THE PROBLEM -
Transcribe each line exactly.

==== LISTED ENTRIES ====

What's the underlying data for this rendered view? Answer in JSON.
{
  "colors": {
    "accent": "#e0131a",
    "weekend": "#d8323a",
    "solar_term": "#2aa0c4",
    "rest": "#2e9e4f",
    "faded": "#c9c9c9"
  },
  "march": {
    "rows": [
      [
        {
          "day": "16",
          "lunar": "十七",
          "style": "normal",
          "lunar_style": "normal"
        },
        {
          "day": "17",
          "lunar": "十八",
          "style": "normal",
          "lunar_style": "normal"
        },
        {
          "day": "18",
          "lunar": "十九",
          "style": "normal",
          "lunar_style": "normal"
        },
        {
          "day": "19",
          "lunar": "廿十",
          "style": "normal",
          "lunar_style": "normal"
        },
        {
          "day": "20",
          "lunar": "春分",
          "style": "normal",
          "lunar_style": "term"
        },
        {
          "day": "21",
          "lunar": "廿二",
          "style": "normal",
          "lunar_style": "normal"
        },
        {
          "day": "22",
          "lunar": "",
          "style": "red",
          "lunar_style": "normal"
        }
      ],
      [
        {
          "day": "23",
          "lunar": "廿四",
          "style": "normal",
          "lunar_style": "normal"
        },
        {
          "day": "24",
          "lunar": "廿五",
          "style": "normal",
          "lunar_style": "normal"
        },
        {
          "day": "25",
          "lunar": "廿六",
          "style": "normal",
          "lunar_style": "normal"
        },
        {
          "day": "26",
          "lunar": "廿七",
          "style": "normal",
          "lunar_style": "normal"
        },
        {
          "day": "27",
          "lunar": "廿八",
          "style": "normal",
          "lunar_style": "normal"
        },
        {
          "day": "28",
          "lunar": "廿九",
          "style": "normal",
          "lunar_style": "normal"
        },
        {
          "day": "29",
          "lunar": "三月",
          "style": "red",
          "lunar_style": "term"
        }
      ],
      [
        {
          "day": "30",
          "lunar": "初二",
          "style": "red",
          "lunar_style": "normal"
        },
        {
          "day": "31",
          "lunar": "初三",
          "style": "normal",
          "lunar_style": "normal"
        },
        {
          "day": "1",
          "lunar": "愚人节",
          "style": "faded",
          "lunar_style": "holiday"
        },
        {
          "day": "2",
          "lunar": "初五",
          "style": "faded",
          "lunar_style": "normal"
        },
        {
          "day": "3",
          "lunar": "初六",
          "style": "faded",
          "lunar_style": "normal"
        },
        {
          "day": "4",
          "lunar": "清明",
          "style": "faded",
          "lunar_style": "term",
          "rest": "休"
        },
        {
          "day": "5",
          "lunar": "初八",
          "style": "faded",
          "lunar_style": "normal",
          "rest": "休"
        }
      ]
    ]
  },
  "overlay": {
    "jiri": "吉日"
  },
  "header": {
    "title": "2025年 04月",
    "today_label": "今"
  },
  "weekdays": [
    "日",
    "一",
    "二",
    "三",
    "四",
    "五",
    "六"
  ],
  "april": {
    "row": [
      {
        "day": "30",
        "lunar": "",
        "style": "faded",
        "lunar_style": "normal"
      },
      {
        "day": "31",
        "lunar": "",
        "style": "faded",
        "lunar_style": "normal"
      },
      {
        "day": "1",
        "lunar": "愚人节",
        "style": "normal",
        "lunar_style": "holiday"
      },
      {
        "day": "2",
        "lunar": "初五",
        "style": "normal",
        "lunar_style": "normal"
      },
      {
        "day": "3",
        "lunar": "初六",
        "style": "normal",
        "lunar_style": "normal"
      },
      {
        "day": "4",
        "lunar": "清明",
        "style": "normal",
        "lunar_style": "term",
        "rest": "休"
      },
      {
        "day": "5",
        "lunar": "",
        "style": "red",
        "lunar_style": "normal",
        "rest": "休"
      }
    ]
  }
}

====

FINISHED TASK -
What's the underlying data for this rendered view? Answer in JSON.
{
  "colors": {
    "accent": "#e0131a",
    "weekend": "#d8323a",
    "solar_term": "#2aa0c4",
    "rest": "#2e9e4f",
    "faded": "#c9c9c9"
  },
  "march": {
    "rows": [
      [
        {
          "day": "16",
          "lunar": "十七",
          "style": "normal",
          "lunar_style": "normal"
        },
        {
          "day": "17",
          "lunar": "十八",
          "style": "normal",
          "lunar_style": "normal"
        },
        {
          "day": "18",
          "lunar": "十九",
          "style": "normal",
          "lunar_style": "normal"
        },
        {
          "day": "19",
          "lunar": "廿十",
          "style": "normal",
          "lunar_style": "normal"
        },
        {
          "day": "20",
          "lunar": "春分",
          "style": "normal",
          "lunar_style": "term"
        },
        {
          "day": "21",
          "lunar": "廿二",
          "style": "normal",
          "lunar_style": "normal"
        },
        {
          "day": "22",
          "lunar": "",
          "style": "red",
          "lunar_style": "normal"
        }
      ],
      [
        {
          "day": "23",
          "lunar": "廿四",
          "style": "normal",
          "lunar_style": "normal"
        },
        {
          "day": "24",
          "lunar": "廿五",
          "style": "normal",
          "lunar_style": "normal"
        },
        {
          "day": "25",
          "lunar": "廿六",
          "style": "normal",
          "lunar_style": "normal"
        },
        {
          "day": "26",
          "lunar": "廿七",
          "style": "normal",
          "lunar_style": "normal"
        },
        {
          "day": "27",
          "lunar": "廿八",
          "style": "normal",
          "lunar_style": "normal"
        },
        {
          "day": "28",
          "lunar": "廿九",
          "style": "normal",
          "lunar_style": "normal"
        },
        {
          "day": "29",
          "lunar": "三月",
          "style": "red",
          "lunar_style": "term"
        }
      ],
      [
        {
          "day": "30",
          "lunar": "初二",
          "style": "red",
          "lunar_style": "normal"
        },
        {
          "day": "31",
          "lunar": "初三",
          "style": "normal",
          "lunar_style": "normal"
        },
        {
          "day": "1",
          "lunar": "愚人节",
          "style": "faded",
          "lunar_style": "holiday"
        },
        {
          "day": "2",
          "lunar": "初五",
          "style": "faded",
          "lunar_style": "normal"
        },
        {
          "day": "3",
          "lunar": "初六",
          "style": "faded",
          "lunar_style": "normal"
        },
        {
          "day": "4",
          "lunar": "清明",
          "style": "faded",
          "lunar_style": "term",
          "rest": "休"
        },
        {
          "day": "5",
          "lunar": "初八",
          "style": "faded",
          "lunar_style": "normal",
          "rest": "休"
        }
      ]
    ]
  },
  "overlay": {
    "jiri": "吉日"
  },
  "header": {
    "title": "2025年 04月",
    "today_label": "今"
  },
  "weekdays": [
    "日",
    "一",
    "二",
    "三",
    "四",
    "五",
    "六"
  ],
  "april": {
    "row": [
      {
        "day": "30",
        "lunar": "",
        "style": "faded",
        "lunar_style": "normal"
      },
      {
        "day": "31",
        "lunar": "",
        "style": "faded",
        "lunar_style": "normal"
      },
      {
        "day": "1",
        "lunar": "愚人节",
        "style": "normal",
        "lunar_style": "holiday"
      },
      {
        "day": "2",
        "lunar": "初五",
        "style": "normal",
        "lunar_style": "normal"
      },
      {
        "day": "3",
        "lunar": "初六",
        "style": "normal",
        "lunar_style": "normal"
      },
      {
        "day": "4",
        "lunar": "清明",
        "style": "normal",
        "lunar_style": "term",
        "rest": "休"
      },
      {
        "day": "5",
        "lunar": "",
        "style": "red",
        "lunar_style": "normal",
        "rest": "休"
      }
    ]
  }
}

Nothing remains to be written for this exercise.